** Begin **

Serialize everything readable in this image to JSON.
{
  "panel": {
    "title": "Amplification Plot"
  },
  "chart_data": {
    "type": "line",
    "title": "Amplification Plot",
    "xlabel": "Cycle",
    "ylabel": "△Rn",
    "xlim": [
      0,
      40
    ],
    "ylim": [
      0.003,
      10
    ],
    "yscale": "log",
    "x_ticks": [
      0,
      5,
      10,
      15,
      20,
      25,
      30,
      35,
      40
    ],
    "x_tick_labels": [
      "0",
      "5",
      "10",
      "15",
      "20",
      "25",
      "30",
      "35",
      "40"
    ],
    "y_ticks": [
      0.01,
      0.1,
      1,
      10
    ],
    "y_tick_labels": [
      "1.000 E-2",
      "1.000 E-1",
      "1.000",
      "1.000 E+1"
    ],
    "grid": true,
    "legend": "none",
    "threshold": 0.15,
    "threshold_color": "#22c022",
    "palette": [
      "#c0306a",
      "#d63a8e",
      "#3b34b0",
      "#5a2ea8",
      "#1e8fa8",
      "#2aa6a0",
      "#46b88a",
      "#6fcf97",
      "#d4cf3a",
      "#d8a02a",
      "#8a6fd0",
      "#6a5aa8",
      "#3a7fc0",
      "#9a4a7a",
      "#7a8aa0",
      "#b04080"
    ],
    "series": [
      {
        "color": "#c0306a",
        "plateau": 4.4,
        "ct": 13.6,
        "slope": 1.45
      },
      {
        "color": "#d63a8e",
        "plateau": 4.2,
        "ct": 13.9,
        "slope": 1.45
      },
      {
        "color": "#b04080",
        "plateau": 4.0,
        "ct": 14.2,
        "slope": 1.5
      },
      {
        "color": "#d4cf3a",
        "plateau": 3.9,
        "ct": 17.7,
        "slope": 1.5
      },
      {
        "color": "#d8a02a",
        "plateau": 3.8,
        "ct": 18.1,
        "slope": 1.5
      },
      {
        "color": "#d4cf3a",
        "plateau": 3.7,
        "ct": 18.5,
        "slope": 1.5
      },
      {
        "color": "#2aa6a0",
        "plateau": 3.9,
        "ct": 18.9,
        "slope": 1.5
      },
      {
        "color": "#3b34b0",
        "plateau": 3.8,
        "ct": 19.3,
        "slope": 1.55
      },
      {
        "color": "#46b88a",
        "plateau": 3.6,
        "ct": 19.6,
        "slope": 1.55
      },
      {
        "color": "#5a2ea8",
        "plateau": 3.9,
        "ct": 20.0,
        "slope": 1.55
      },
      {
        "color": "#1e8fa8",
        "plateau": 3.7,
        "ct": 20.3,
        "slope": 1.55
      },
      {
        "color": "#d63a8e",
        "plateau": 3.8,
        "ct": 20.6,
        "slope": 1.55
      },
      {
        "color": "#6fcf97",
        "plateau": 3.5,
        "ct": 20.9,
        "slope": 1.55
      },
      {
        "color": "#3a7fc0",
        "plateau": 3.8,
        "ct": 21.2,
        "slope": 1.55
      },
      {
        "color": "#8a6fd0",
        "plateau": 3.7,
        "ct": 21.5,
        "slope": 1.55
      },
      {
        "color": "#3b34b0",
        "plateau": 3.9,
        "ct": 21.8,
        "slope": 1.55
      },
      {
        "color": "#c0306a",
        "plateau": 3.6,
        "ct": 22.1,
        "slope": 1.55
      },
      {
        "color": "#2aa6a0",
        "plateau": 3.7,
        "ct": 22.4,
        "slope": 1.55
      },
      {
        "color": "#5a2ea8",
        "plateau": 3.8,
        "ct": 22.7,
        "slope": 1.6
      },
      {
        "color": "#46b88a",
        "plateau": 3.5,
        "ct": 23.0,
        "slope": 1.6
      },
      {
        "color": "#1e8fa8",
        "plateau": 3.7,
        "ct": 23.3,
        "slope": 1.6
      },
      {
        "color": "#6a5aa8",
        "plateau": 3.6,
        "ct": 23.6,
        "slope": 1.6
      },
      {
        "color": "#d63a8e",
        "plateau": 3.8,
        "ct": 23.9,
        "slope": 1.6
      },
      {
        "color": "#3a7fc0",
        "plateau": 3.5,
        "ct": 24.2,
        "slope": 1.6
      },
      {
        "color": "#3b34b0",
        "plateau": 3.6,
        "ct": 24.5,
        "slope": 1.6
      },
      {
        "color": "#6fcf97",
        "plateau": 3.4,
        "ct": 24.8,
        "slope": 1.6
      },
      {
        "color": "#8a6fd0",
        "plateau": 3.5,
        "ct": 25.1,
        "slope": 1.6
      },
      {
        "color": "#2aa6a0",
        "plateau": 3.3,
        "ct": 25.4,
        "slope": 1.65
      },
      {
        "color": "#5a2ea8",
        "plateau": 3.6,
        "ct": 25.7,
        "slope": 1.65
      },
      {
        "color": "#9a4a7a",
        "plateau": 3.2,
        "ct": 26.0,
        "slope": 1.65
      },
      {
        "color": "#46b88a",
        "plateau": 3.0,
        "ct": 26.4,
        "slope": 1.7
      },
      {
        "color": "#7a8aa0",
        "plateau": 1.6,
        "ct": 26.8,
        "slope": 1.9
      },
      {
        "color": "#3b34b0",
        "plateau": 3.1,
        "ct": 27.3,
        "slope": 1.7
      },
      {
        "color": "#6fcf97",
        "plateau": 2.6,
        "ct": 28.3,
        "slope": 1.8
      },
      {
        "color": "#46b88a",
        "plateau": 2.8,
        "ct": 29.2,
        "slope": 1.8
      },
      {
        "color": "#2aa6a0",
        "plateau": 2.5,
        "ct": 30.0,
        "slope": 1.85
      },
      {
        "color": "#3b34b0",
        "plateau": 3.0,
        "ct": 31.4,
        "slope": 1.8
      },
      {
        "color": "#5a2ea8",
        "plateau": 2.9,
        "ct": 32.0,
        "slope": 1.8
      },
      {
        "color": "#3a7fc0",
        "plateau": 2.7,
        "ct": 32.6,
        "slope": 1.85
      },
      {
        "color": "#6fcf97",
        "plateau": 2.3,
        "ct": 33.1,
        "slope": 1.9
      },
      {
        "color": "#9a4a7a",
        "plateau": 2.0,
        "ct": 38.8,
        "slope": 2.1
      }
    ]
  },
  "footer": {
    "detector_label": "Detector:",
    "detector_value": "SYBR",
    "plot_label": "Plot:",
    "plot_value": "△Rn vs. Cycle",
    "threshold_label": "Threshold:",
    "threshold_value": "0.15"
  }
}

** End **

:: Given request ::
Track down every line with the word "Amplification" and copy it.

:: Exercise output ::
    "title": "Amplification Plot"
    "title": "Amplification Plot",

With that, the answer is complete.